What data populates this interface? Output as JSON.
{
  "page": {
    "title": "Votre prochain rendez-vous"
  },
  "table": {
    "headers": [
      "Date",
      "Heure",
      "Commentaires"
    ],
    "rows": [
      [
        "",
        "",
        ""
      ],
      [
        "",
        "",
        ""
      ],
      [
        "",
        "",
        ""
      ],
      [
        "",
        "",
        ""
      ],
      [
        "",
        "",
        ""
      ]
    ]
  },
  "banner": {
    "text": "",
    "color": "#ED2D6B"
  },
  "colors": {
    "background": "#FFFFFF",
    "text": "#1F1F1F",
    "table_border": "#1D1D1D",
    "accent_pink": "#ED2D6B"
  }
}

####

- Brief
Output all of the material exactly as written.

- Solution below
What data populates this interface? Output as JSON.
{
  "page": {
    "title": "Votre prochain rendez-vous"
  },
  "table": {
    "headers": [
      "Date",
      "Heure",
      "Commentaires"
    ],
    "rows": [
      [
        "",
        "",
        ""
      ],
      [
        "",
        "",
        ""
      ],
      [
        "",
        "",
        ""
      ],
      [
        "",
        "",
        ""
      ],
      [
        "",
        "",
        ""
      ]
    ]
  },
  "banner": {
    "text": "",
    "color": "#ED2D6B"
  },
  "colors": {
    "background": "#FFFFFF",
    "text": "#1F1F1F",
    "table_border": "#1D1D1D",
    "accent_pink": "#ED2D6B"
  }
}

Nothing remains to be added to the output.